What you should do => Write out the data again in full, exactly as it reads.

====================

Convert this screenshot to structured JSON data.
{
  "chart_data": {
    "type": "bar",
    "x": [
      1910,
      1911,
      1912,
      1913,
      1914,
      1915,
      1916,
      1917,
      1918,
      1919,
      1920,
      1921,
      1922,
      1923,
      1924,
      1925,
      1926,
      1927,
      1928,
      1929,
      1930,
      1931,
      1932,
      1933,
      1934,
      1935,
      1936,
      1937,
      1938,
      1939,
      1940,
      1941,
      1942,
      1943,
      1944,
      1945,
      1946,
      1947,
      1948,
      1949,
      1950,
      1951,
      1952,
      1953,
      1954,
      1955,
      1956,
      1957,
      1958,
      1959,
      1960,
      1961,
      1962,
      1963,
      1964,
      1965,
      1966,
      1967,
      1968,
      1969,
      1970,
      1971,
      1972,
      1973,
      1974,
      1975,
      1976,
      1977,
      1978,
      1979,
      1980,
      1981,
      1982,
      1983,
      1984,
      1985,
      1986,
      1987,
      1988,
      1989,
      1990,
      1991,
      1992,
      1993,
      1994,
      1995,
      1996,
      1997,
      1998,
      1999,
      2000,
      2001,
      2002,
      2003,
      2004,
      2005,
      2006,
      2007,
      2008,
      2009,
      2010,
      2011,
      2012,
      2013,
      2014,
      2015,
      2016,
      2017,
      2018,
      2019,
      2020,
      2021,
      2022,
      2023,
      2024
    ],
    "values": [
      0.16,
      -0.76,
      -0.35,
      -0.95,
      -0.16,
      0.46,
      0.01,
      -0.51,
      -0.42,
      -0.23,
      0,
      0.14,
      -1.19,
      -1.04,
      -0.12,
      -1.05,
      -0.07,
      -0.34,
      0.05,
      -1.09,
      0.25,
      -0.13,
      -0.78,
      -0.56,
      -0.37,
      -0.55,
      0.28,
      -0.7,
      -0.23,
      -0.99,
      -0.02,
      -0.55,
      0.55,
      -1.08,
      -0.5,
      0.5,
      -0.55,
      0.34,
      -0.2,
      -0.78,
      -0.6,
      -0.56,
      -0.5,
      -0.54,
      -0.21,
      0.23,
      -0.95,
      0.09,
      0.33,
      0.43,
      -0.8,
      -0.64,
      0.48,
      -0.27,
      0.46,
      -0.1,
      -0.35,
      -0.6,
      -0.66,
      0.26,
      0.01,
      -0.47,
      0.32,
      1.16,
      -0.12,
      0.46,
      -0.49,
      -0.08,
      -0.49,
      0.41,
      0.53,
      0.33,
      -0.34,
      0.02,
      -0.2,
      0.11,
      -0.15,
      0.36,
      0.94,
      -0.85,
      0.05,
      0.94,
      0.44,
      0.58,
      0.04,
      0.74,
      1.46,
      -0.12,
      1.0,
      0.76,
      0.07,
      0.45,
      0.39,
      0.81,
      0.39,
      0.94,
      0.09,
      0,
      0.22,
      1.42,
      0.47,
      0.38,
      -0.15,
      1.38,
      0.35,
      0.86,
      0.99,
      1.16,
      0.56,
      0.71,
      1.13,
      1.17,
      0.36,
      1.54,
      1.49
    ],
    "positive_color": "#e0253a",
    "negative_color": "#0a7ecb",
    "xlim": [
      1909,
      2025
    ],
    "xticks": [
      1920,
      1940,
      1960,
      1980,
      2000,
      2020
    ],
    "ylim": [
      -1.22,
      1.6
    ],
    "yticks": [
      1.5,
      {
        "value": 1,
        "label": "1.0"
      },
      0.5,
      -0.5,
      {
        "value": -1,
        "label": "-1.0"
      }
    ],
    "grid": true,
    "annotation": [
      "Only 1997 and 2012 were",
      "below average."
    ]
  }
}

====================

Finished exercise =>
Convert this screenshot to structured JSON data.
{
  "chart_data": {
    "type": "bar",
    "x": [
      1910,
      1911,
      1912,
      1913,
      1914,
      1915,
      1916,
      1917,
      1918,
      1919,
      1920,
      1921,
      1922,
      1923,
      1924,
      1925,
      1926,
      1927,
      1928,
      1929,
      1930,
      1931,
      1932,
      1933,
      1934,
      1935,
      1936,
      1937,
      1938,
      1939,
      1940,
      1941,
      1942,
      1943,
      1944,
      1945,
      1946,
      1947,
      1948,
      1949,
      1950,
      1951,
      1952,
      1953,
      1954,
      1955,
      1956,
      1957,
      1958,
      1959,
      1960,
      1961,
      1962,
      1963,
      1964,
      1965,
      1966,
      1967,
      1968,
      1969,
      1970,
      1971,
      1972,
      1973,
      1974,
      1975,
      1976,
      1977,
      1978,
      1979,
      1980,
      1981,
      1982,
      1983,
      1984,
      1985,
      1986,
      1987,
      1988,
      1989,
      1990,
      1991,
      1992,
      1993,
      1994,
      1995,
      1996,
      1997,
      1998,
      1999,
      2000,
      2001,
      2002,
      2003,
      2004,
      2005,
      2006,
      2007,
      2008,
      2009,
      2010,
      2011,
      2012,
      2013,
      2014,
      2015,
      2016,
      2017,
      2018,
      2019,
      2020,
      2021,
      2022,
      2023,
      2024
    ],
    "values": [
      0.16,
      -0.76,
      -0.35,
      -0.95,
      -0.16,
      0.46,
      0.01,
      -0.51,
      -0.42,
      -0.23,
      0,
      0.14,
      -1.19,
      -1.04,
      -0.12,
      -1.05,
      -0.07,
      -0.34,
      0.05,
      -1.09,
      0.25,
      -0.13,
      -0.78,
      -0.56,
      -0.37,
      -0.55,
      0.28,
      -0.7,
      -0.23,
      -0.99,
      -0.02,
      -0.55,
      0.55,
      -1.08,
      -0.5,
      0.5,
      -0.55,
      0.34,
      -0.2,
      -0.78,
      -0.6,
      -0.56,
      -0.5,
      -0.54,
      -0.21,
      0.23,
      -0.95,
      0.09,
      0.33,
      0.43,
      -0.8,
      -0.64,
      0.48,
      -0.27,
      0.46,
      -0.1,
      -0.35,
      -0.6,
      -0.66,
      0.26,
      0.01,
      -0.47,
      0.32,
      1.16,
      -0.12,
      0.46,
      -0.49,
      -0.08,
      -0.49,
      0.41,
      0.53,
      0.33,
      -0.34,
      0.02,
      -0.2,
      0.11,
      -0.15,
      0.36,
      0.94,
      -0.85,
      0.05,
      0.94,
      0.44,
      0.58,
      0.04,
      0.74,
      1.46,
      -0.12,
      1.0,
      0.76,
      0.07,
      0.45,
      0.39,
      0.81,
      0.39,
      0.94,
      0.09,
      0,
      0.22,
      1.42,
      0.47,
      0.38,
      -0.15,
      1.38,
      0.35,
      0.86,
      0.99,
      1.16,
      0.56,
      0.71,
      1.13,
      1.17,
      0.36,
      1.54,
      1.49
    ],
    "positive_color": "#e0253a",
    "negative_color": "#0a7ecb",
    "xlim": [
      1909,
      2025
    ],
    "xticks": [
      1920,
      1940,
      1960,
      1980,
      2000,
      2020
    ],
    "ylim": [
      -1.22,
      1.6
    ],
    "yticks": [
      1.5,
      {
        "value": 1,
        "label": "1.0"
      },
      0.5,
      -0.5,
      {
        "value": -1,
        "label": "-1.0"
      }
    ],
    "grid": true,
    "annotation": [
      "Only 1997 and 2012 were",
      "below average."
    ]
  }
}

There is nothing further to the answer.